━━━ Rows ━━━

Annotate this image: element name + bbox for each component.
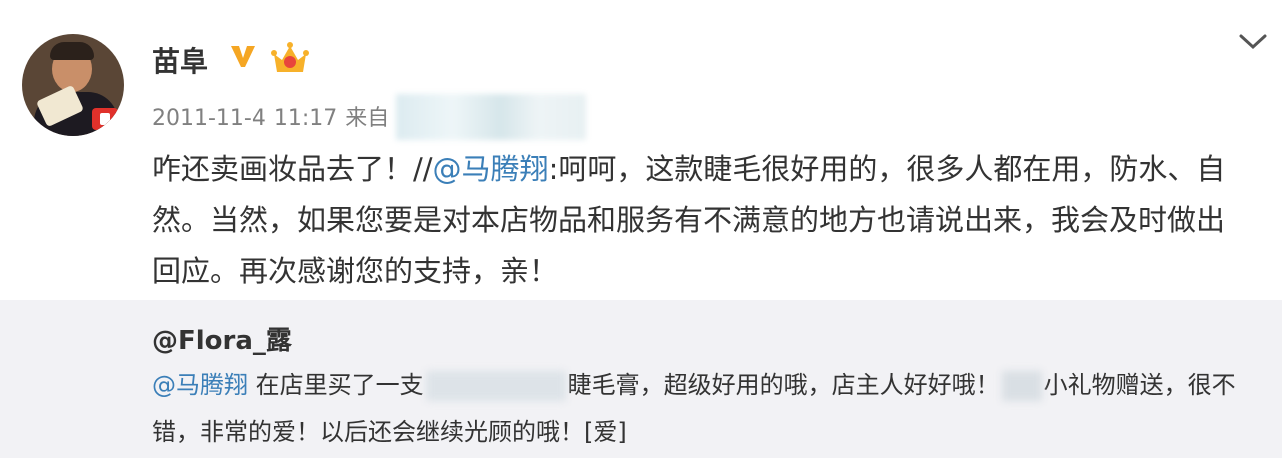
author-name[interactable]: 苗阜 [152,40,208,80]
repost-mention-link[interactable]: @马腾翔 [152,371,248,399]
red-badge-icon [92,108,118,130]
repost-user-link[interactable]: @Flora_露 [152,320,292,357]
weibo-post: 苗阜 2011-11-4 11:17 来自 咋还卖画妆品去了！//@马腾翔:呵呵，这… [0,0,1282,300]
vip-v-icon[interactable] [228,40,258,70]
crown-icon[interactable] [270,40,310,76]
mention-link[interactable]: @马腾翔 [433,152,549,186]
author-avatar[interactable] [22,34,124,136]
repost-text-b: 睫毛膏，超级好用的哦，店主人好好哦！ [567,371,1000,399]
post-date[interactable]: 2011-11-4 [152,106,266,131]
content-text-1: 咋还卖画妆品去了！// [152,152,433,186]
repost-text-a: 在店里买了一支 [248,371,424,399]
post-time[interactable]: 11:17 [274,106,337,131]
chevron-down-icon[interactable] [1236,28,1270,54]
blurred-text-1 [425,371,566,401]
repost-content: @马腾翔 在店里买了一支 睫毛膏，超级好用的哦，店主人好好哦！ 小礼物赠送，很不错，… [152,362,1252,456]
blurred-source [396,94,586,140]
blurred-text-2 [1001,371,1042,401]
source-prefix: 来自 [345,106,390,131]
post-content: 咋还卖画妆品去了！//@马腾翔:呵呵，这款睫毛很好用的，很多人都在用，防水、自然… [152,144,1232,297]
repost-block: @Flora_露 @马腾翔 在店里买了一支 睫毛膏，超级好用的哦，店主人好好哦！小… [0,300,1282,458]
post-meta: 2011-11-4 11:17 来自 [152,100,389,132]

━━━

■ **Given instruction**
Show every line in the entries above that contains the string "author", matching case exactly.

■ **Written answer**
author-name[interactable]: 苗阜 [152,40,208,80]
author-avatar[interactable] [22,34,124,136]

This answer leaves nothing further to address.